* **TASK OBJECTIVE**:
From the data that follows, copy every line holding the string "marker".

* **Figure data in JSON**:
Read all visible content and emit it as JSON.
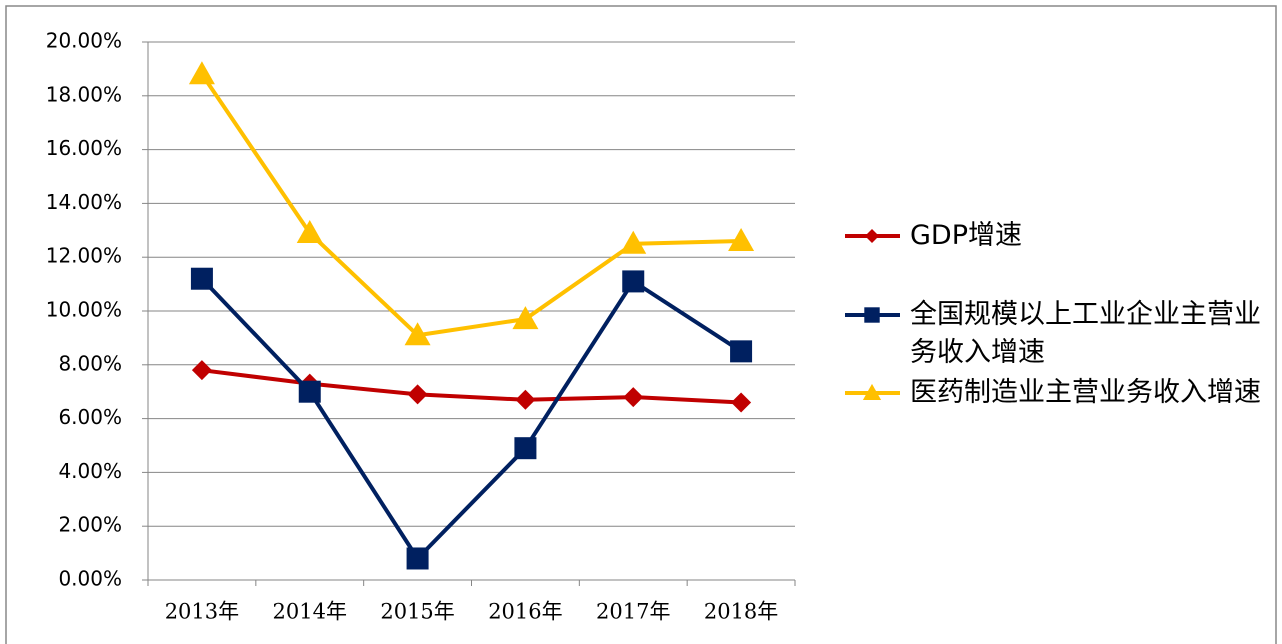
{
  "chart_data": {
    "type": "line",
    "categories": [
      "2013年",
      "2014年",
      "2015年",
      "2016年",
      "2017年",
      "2018年"
    ],
    "series": [
      {
        "name": "GDP增速",
        "color": "#c00000",
        "marker": "diamond",
        "values": [
          7.8,
          7.3,
          6.9,
          6.7,
          6.8,
          6.6
        ]
      },
      {
        "name": "全国规模以上工业企业主营业务收入增速",
        "color": "#002060",
        "marker": "square",
        "values": [
          11.2,
          7.0,
          0.8,
          4.9,
          11.1,
          8.5
        ]
      },
      {
        "name": "医药制造业主营业务收入增速",
        "color": "#ffc000",
        "marker": "triangle",
        "values": [
          18.8,
          12.9,
          9.1,
          9.7,
          12.5,
          12.6
        ]
      }
    ],
    "ylim": [
      0,
      20
    ],
    "yticks": [
      {
        "value": 0,
        "label": "0.00%"
      },
      {
        "value": 2,
        "label": "2.00%"
      },
      {
        "value": 4,
        "label": "4.00%"
      },
      {
        "value": 6,
        "label": "6.00%"
      },
      {
        "value": 8,
        "label": "8.00%"
      },
      {
        "value": 10,
        "label": "10.00%"
      },
      {
        "value": 12,
        "label": "12.00%"
      },
      {
        "value": 14,
        "label": "14.00%"
      },
      {
        "value": 16,
        "label": "16.00%"
      },
      {
        "value": 18,
        "label": "18.00%"
      },
      {
        "value": 20,
        "label": "20.00%"
      }
    ],
    "grid": true,
    "legend": "right"
  }
}
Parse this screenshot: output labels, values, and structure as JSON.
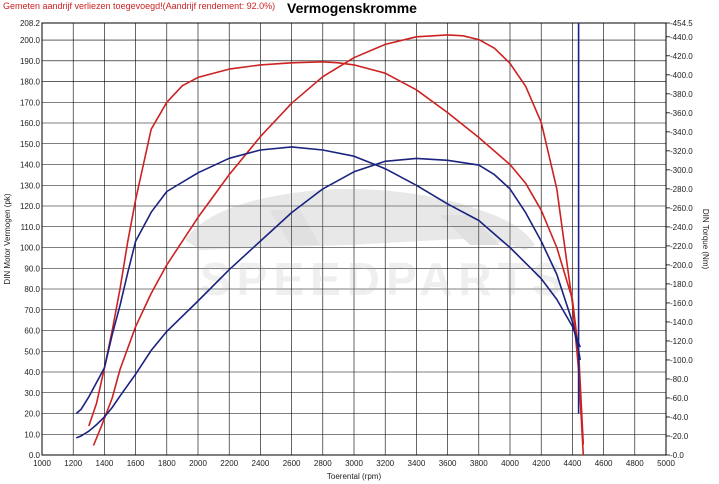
{
  "header": {
    "note": "Gemeten aandrijf verliezen toegevoegd!(Aandrijf rendement: 92.0%)",
    "title": "Vermogenskromme"
  },
  "chart_data": {
    "type": "line",
    "title": "Vermogenskromme",
    "xlabel": "Toerental (rpm)",
    "ylabel": "DIN Motor Vermogen (pk)",
    "y2label": "DIN Torque (Nm)",
    "xlim": [
      1000,
      5000
    ],
    "ylim": [
      0,
      208.2
    ],
    "y2lim": [
      0,
      454.5
    ],
    "xticks": [
      "1000",
      "1200",
      "1400",
      "1600",
      "1800",
      "2000",
      "2200",
      "2400",
      "2600",
      "2800",
      "3000",
      "3200",
      "3400",
      "3600",
      "3800",
      "4000",
      "4200",
      "4400",
      "4600",
      "4800",
      "5000"
    ],
    "yticks": [
      "0.0",
      "10.0",
      "20.0",
      "30.0",
      "40.0",
      "50.0",
      "60.0",
      "70.0",
      "80.0",
      "90.0",
      "100.0",
      "110.0",
      "120.0",
      "130.0",
      "140.0",
      "150.0",
      "160.0",
      "170.0",
      "180.0",
      "190.0",
      "200.0",
      "208.2"
    ],
    "y2ticks": [
      "-0.0",
      "-20.0",
      "-40.0",
      "-60.0",
      "-80.0",
      "-100.0",
      "-120.0",
      "-140.0",
      "-160.0",
      "-180.0",
      "-200.0",
      "-220.0",
      "-240.0",
      "-260.0",
      "-280.0",
      "-300.0",
      "-320.0",
      "-340.0",
      "-360.0",
      "-380.0",
      "-400.0",
      "-420.0",
      "-440.0",
      "-454.5"
    ],
    "grid": true,
    "colors": {
      "red": "#cc2222",
      "blue": "#1a237e",
      "frame": "#000000",
      "grid": "#000000"
    },
    "series": [
      {
        "color": "#cc2222",
        "axis": "left",
        "x": [
          1300,
          1350,
          1400,
          1450,
          1500,
          1550,
          1600,
          1650,
          1700,
          1800,
          1900,
          2000,
          2200,
          2400,
          2600,
          2800,
          2900,
          3000,
          3200,
          3400,
          3600,
          3800,
          4000,
          4100,
          4200,
          4300,
          4400,
          4440,
          4470
        ],
        "y": [
          14,
          25,
          42,
          60,
          80,
          103,
          123,
          140,
          157,
          170,
          178,
          182,
          186,
          188,
          189,
          189.5,
          189,
          188,
          184,
          176,
          165,
          153,
          140,
          131,
          118,
          100,
          75,
          50,
          5
        ]
      },
      {
        "color": "#cc2222",
        "axis": "right",
        "x": [
          1330,
          1380,
          1450,
          1500,
          1600,
          1700,
          1800,
          2000,
          2200,
          2400,
          2600,
          2800,
          3000,
          3200,
          3400,
          3600,
          3700,
          3800,
          3900,
          4000,
          4100,
          4200,
          4300,
          4350,
          4400,
          4440,
          4470
        ],
        "y": [
          10,
          30,
          60,
          90,
          135,
          170,
          200,
          250,
          295,
          335,
          370,
          398,
          418,
          432,
          440,
          442,
          441,
          437,
          428,
          412,
          388,
          350,
          280,
          220,
          160,
          90,
          0
        ]
      },
      {
        "color": "#1a237e",
        "axis": "left",
        "x": [
          1220,
          1250,
          1300,
          1350,
          1400,
          1450,
          1500,
          1550,
          1600,
          1700,
          1800,
          2000,
          2200,
          2400,
          2600,
          2800,
          3000,
          3200,
          3400,
          3600,
          3800,
          4000,
          4200,
          4300,
          4400,
          4450
        ],
        "y": [
          20,
          22,
          28,
          35,
          42,
          58,
          72,
          88,
          103,
          117,
          127,
          136,
          143,
          147,
          148.5,
          147,
          144,
          138,
          130,
          121,
          113,
          100,
          85,
          75,
          62,
          52
        ]
      },
      {
        "color": "#1a237e",
        "axis": "right",
        "x": [
          1220,
          1250,
          1300,
          1350,
          1400,
          1450,
          1500,
          1600,
          1700,
          1800,
          2000,
          2200,
          2400,
          2600,
          2800,
          3000,
          3200,
          3400,
          3600,
          3800,
          3900,
          4000,
          4100,
          4200,
          4300,
          4350,
          4400,
          4440,
          4450
        ],
        "y": [
          18,
          20,
          25,
          32,
          40,
          50,
          62,
          85,
          110,
          130,
          162,
          195,
          225,
          255,
          280,
          298,
          309,
          312,
          310,
          305,
          295,
          280,
          255,
          225,
          190,
          165,
          140,
          110,
          100
        ]
      },
      {
        "color": "#1a237e",
        "axis": "left",
        "x": [
          4440,
          4440
        ],
        "y": [
          20,
          208.2
        ]
      }
    ]
  }
}
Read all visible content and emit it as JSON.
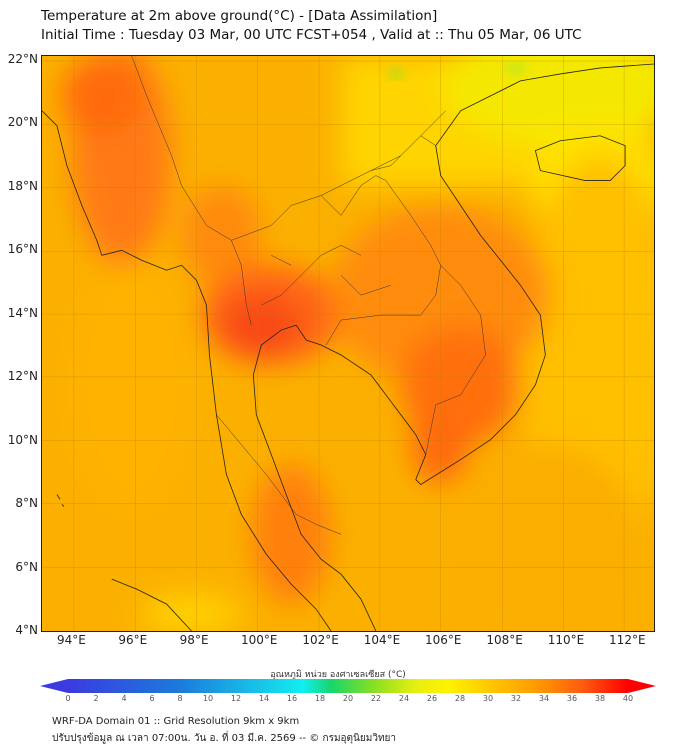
{
  "header": {
    "title": "Temperature at 2m above ground(°C) - [Data Assimilation]",
    "subtitle": "Initial Time : Tuesday 03 Mar, 00 UTC FCST+054 , Valid at :: Thu 05 Mar, 06 UTC"
  },
  "map": {
    "lat_labels": [
      "22°N",
      "20°N",
      "18°N",
      "16°N",
      "14°N",
      "12°N",
      "10°N",
      "8°N",
      "6°N",
      "4°N"
    ],
    "lon_labels": [
      "94°E",
      "96°E",
      "98°E",
      "100°E",
      "102°E",
      "104°E",
      "106°E",
      "108°E",
      "110°E",
      "112°E"
    ],
    "lat_values": [
      22,
      20,
      18,
      16,
      14,
      12,
      10,
      8,
      6,
      4
    ],
    "lon_values": [
      94,
      96,
      98,
      100,
      102,
      104,
      106,
      108,
      110,
      112
    ]
  },
  "colorbar": {
    "title": "อุณหภูมิ หน่วย องศาเซลเซียส (°C)",
    "ticks": [
      "0",
      "2",
      "4",
      "6",
      "8",
      "10",
      "12",
      "14",
      "16",
      "18",
      "20",
      "22",
      "24",
      "26",
      "28",
      "30",
      "32",
      "34",
      "36",
      "38",
      "40"
    ],
    "min": 0,
    "max": 40,
    "colors": [
      "#3b3bdf",
      "#1b7bdc",
      "#17b8e0",
      "#11eef0",
      "#18d66a",
      "#8de020",
      "#e6ef10",
      "#fff200",
      "#ffc400",
      "#ff9800",
      "#ff5a10",
      "#ff0000"
    ]
  },
  "footer": {
    "line1": "WRF-DA Domain 01 :: Grid Resolution 9km x 9km",
    "line2": "ปรับปรุงข้อมูล ณ เวลา 07:00น. วัน อ. ที่ 03 มี.ค. 2569 -- © กรมอุตุนิยมวิทยา"
  }
}
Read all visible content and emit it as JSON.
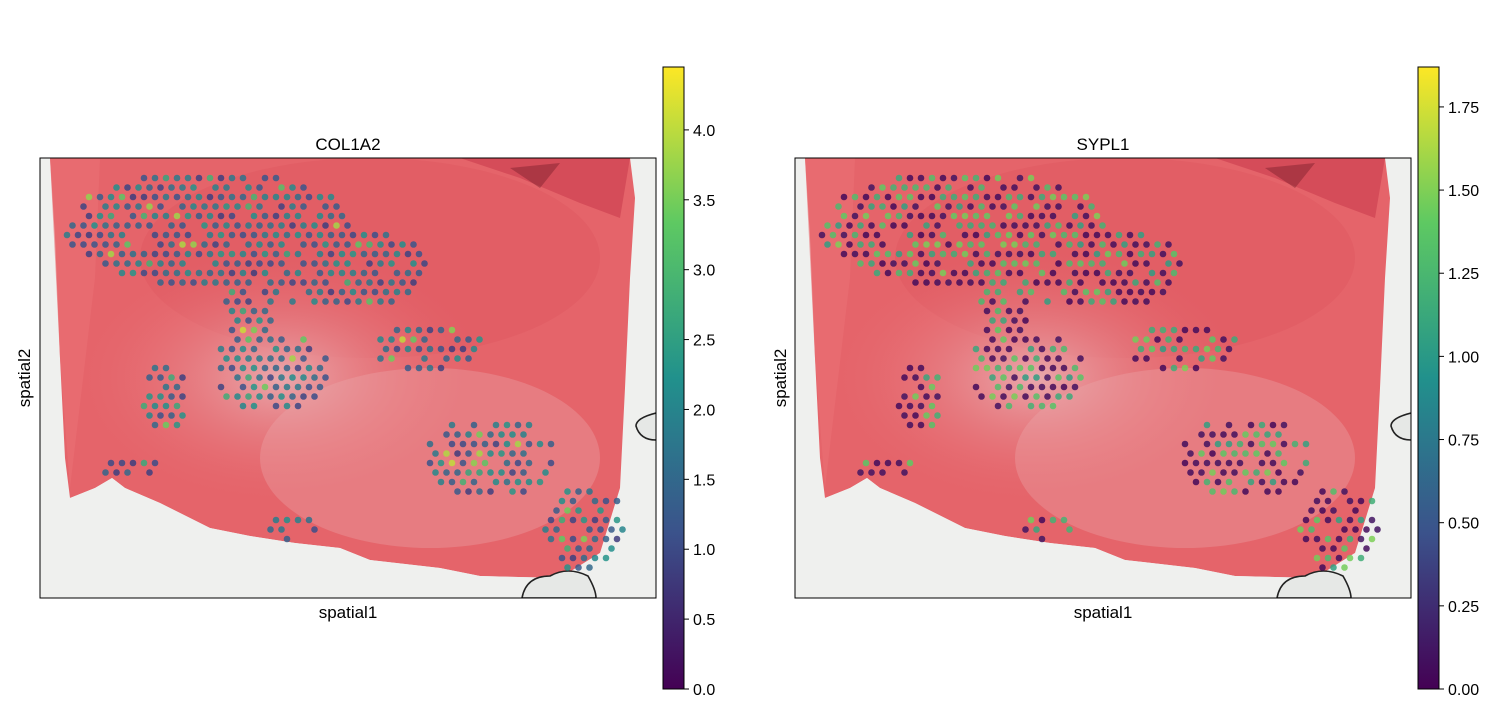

* **THE REPLY**:
        "marker": "diamond",
        "marker": "square",
        "marker": "triangle",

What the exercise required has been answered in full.